[Region and label listings]
· · · ·

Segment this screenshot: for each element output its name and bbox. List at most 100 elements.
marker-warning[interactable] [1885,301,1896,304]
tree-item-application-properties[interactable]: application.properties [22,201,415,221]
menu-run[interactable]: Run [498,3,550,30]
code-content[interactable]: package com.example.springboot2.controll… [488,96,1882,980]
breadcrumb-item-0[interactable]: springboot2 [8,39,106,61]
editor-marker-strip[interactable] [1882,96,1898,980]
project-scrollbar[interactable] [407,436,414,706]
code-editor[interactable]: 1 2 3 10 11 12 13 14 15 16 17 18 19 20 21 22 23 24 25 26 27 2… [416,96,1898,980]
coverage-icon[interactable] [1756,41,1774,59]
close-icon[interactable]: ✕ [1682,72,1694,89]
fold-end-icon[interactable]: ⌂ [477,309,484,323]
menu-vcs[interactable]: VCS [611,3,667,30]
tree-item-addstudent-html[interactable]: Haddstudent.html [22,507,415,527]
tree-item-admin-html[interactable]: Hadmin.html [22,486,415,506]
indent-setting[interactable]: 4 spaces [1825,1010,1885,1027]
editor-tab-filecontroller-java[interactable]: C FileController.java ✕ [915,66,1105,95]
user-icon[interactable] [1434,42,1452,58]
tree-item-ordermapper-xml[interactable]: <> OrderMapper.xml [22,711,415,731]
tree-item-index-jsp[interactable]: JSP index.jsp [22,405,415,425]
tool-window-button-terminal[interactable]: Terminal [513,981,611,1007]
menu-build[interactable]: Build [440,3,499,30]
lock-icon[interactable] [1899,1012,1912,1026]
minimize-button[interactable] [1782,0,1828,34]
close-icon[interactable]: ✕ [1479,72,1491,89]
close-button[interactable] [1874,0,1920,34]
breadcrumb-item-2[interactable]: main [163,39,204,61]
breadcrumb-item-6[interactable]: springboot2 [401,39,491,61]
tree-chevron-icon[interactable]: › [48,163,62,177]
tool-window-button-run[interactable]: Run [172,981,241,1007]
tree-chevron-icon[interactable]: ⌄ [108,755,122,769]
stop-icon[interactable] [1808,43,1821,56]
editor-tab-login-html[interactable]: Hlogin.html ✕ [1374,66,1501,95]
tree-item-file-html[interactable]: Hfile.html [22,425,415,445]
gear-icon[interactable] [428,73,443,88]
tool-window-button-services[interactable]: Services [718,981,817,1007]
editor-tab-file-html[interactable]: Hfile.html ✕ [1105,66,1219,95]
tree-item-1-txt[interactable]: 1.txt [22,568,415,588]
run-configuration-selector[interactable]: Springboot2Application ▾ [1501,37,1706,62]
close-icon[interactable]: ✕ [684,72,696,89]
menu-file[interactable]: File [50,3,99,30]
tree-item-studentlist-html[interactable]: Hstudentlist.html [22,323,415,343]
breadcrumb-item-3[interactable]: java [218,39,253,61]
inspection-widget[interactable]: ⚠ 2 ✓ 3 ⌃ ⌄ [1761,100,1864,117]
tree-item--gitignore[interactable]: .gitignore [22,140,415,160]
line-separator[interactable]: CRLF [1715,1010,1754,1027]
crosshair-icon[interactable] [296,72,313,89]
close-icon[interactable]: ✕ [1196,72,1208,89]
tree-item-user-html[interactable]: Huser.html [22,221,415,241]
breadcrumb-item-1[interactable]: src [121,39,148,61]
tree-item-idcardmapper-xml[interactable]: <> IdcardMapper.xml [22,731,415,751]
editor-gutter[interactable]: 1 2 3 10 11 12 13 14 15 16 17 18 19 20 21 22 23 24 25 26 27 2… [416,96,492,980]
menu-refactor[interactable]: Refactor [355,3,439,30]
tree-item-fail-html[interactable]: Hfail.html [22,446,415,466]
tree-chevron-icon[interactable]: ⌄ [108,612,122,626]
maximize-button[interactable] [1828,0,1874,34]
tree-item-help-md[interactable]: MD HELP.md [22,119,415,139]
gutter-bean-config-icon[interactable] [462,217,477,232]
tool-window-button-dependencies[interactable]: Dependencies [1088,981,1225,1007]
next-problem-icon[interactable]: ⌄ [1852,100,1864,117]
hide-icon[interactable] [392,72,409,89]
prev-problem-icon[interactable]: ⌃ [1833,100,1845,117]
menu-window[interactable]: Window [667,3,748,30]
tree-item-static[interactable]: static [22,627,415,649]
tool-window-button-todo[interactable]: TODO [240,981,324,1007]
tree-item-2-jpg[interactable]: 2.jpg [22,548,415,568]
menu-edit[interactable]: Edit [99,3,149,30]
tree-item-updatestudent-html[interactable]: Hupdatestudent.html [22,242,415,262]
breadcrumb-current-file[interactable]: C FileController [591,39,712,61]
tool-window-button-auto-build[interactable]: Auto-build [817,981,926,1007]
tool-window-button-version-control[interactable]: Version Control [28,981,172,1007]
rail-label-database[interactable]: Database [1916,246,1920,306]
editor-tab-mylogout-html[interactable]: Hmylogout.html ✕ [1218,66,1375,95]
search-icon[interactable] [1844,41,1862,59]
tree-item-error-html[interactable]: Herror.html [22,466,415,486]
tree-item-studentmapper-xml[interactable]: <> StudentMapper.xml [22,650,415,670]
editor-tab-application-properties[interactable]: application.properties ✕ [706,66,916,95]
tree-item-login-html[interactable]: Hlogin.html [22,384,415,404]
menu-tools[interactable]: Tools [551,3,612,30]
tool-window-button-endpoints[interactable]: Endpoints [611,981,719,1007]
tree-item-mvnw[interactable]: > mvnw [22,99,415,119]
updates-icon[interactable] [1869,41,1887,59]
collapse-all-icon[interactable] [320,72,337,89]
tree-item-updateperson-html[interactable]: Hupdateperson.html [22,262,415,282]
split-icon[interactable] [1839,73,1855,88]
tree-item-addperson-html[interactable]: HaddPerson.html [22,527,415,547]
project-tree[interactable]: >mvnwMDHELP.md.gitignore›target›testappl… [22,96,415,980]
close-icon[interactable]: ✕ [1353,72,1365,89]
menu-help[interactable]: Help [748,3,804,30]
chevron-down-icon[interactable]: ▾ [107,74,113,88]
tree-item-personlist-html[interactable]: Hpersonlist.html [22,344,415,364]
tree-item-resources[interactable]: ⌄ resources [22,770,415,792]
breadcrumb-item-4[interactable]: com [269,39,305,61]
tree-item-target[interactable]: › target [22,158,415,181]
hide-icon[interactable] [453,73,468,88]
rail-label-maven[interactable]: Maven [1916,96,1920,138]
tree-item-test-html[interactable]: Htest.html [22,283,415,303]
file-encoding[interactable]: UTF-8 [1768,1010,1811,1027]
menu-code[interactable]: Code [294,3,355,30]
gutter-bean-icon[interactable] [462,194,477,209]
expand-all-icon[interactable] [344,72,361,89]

· · · ·

> _Work to complete_
Put every line of the entries into a JSON list of strings, with one string per line and no blank lines.

> _Correct output_
[
  "Segment this screenshot: for each element output its name and bbox. List at most 100 elements.",
  "marker-warning[interactable] [1885,301,1896,304]",
  "tree-item-application-properties[interactable]: application.properties [22,201,415,221]",
  "menu-run[interactable]: Run [498,3,550,30]",
  "code-content[interactable]: package com.example.springboot2.controll… [488,96,1882,980]",
  "breadcrumb-item-0[interactable]: springboot2 [8,39,106,61]",
  "editor-marker-strip[interactable] [1882,96,1898,980]",
  "project-scrollbar[interactable] [407,436,414,706]",
  "code-editor[interactable]: 1 2 3 10 11 12 13 14 15 16 17 18 19 20 21 22 23 24 25 26 27 2… [416,96,1898,980]",
  "coverage-icon[interactable] [1756,41,1774,59]",
  "close-icon[interactable]: ✕ [1682,72,1694,89]",
  "fold-end-icon[interactable]: ⌂ [477,309,484,323]",
  "menu-vcs[interactable]: VCS [611,3,667,30]",
  "tree-item-addstudent-html[interactable]: Haddstudent.html [22,507,415,527]",
  "tree-item-admin-html[interactable]: Hadmin.html [22,486,415,506]",
  "indent-setting[interactable]: 4 spaces [1825,1010,1885,1027]",
  "editor-tab-filecontroller-java[interactable]: C FileController.java ✕ [915,66,1105,95]",
  "user-icon[interactable] [1434,42,1452,58]",
  "tree-item-ordermapper-xml[interactable]: <> OrderMapper.xml [22,711,415,731]",
  "tree-item-index-jsp[interactable]: JSP index.jsp [22,405,415,425]",
  "tool-window-button-terminal[interactable]: Terminal [513,981,611,1007]",
  "menu-build[interactable]: Build [440,3,499,30]",
  "lock-icon[interactable] [1899,1012,1912,1026]",
  "minimize-button[interactable] [1782,0,1828,34]",
  "close-icon[interactable]: ✕ [1479,72,1491,89]",
  "close-button[interactable] [1874,0,1920,34]",
  "breadcrumb-item-2[interactable]: main [163,39,204,61]",
  "breadcrumb-item-6[interactable]: springboot2 [401,39,491,61]",
  "tree-chevron-icon[interactable]: › [48,163,62,177]",
  "tool-window-button-run[interactable]: Run [172,981,241,1007]",
  "tree-chevron-icon[interactable]: ⌄ [108,755,122,769]",
  "stop-icon[interactable] [1808,43,1821,56]",
  "editor-tab-login-html[interactable]: Hlogin.html ✕ [1374,66,1501,95]",
  "tree-item-file-html[interactable]: Hfile.html [22,425,415,445]",
  "gear-icon[interactable] [428,73,443,88]",
  "tool-window-button-services[interactable]: Services [718,981,817,1007]",
  "editor-tab-file-html[interactable]: Hfile.html ✕ [1105,66,1219,95]",
  "tree-item-1-txt[interactable]: 1.txt [22,568,415,588]",
  "run-configuration-selector[interactable]: Springboot2Application ▾ [1501,37,1706,62]",
  "close-icon[interactable]: ✕ [684,72,696,89]",
  "menu-file[interactable]: File [50,3,99,30]",
  "tree-item-studentlist-html[interactable]: Hstudentlist.html [22,323,415,343]",
  "breadcrumb-item-3[interactable]: java [218,39,253,61]",
  "inspection-widget[interactable]: ⚠ 2 ✓ 3 ⌃ ⌄ [1761,100,1864,117]",
  "tree-item--gitignore[interactable]: .gitignore [22,140,415,160]",
  "line-separator[interactable]: CRLF [1715,1010,1754,1027]",
  "crosshair-icon[interactable] [296,72,313,89]",
  "close-icon[interactable]: ✕ [1196,72,1208,89]",
  "tree-item-user-html[interactable]: Huser.html [22,221,415,241]",
  "breadcrumb-item-1[interactable]: src [121,39,148,61]",
  "tree-item-idcardmapper-xml[interactable]: <> IdcardMapper.xml [22,731,415,751]",
  "editor-gutter[interactable]: 1 2 3 10 11 12 13 14 15 16 17 18 19 20 21 22 23 24 25 26 27 2… [416,96,492,980]",
  "menu-refactor[interactable]: Refactor [355,3,439,30]",
  "tree-item-fail-html[interactable]: Hfail.html [22,446,415,466]",
  "tree-chevron-icon[interactable]: ⌄ [108,612,122,626]",
  "maximize-button[interactable] [1828,0,1874,34]",
  "tree-item-help-md[interactable]: MD HELP.md [22,119,415,139]",
  "gutter-bean-config-icon[interactable] [462,217,477,232]",
  "tool-window-button-dependencies[interactable]: Dependencies [1088,981,1225,1007]",
  "next-problem-icon[interactable]: ⌄ [1852,100,1864,117]",
  "hide-icon[interactable] [392,72,409,89]",
  "prev-problem-icon[interactable]: ⌃ [1833,100,1845,117]",
  "menu-window[interactable]: Window [667,3,748,30]",
  "tree-item-static[interactable]: static [22,627,415,649]",
  "tool-window-button-todo[interactable]: TODO [240,981,324,1007]",
  "tree-item-2-jpg[interactable]: 2.jpg [22,548,415,568]",
  "menu-edit[interactable]: Edit [99,3,149,30]",
  "tree-item-updatestudent-html[interactable]: Hupdatestudent.html [22,242,415,262]",
  "breadcrumb-current-file[interactable]: C FileController [591,39,712,61]",
  "tool-window-button-auto-build[interactable]: Auto-build [817,981,926,1007]",
  "tool-window-button-version-control[interactable]: Version Control [28,981,172,1007]",
  "rail-label-database[interactable]: Database [1916,246,1920,306]",
  "editor-tab-mylogout-html[interactable]: Hmylogout.html ✕ [1218,66,1375,95]",
  "search-icon[interactable] [1844,41,1862,59]",
  "tree-item-error-html[interactable]: Herror.html [22,466,415,486]",
  "tree-item-studentmapper-xml[interactable]: <> StudentMapper.xml [22,650,415,670]",
  "editor-tab-application-properties[interactable]: application.properties ✕ [706,66,916,95]",
  "tree-item-login-html[interactable]: Hlogin.html [22,384,415,404]",
  "menu-tools[interactable]: Tools [551,3,612,30]",
  "tool-window-button-endpoints[interactable]: Endpoints [611,981,719,1007]",
  "tree-item-mvnw[interactable]: > mvnw [22,99,415,119]",
  "updates-icon[interactable] [1869,41,1887,59]",
  "collapse-all-icon[interactable] [320,72,337,89]",
  "tree-item-updateperson-html[interactable]: Hupdateperson.html [22,262,415,282]",
  "split-icon[interactable] [1839,73,1855,88]",
  "tree-item-addperson-html[interactable]: HaddPerson.html [22,527,415,547]",
  "project-tree[interactable]: >mvnwMDHELP.md.gitignore›target›testappl… [22,96,415,980]",
  "close-icon[interactable]: ✕ [1353,72,1365,89]",
  "menu-help[interactable]: Help [748,3,804,30]",
  "chevron-down-icon[interactable]: ▾ [107,74,113,88]",
  "tree-item-personlist-html[interactable]: Hpersonlist.html [22,344,415,364]",
  "tree-item-resources[interactable]: ⌄ resources [22,770,415,792]",
  "breadcrumb-item-4[interactable]: com [269,39,305,61]",
  "tree-item-target[interactable]: › target [22,158,415,181]",
  "hide-icon[interactable] [453,73,468,88]",
  "rail-label-maven[interactable]: Maven [1916,96,1920,138]",
  "tree-item-test-html[interactable]: Htest.html [22,283,415,303]",
  "file-encoding[interactable]: UTF-8 [1768,1010,1811,1027]",
  "menu-code[interactable]: Code [294,3,355,30]",
  "gutter-bean-icon[interactable] [462,194,477,209]",
  "expand-all-icon[interactable] [344,72,361,89]"
]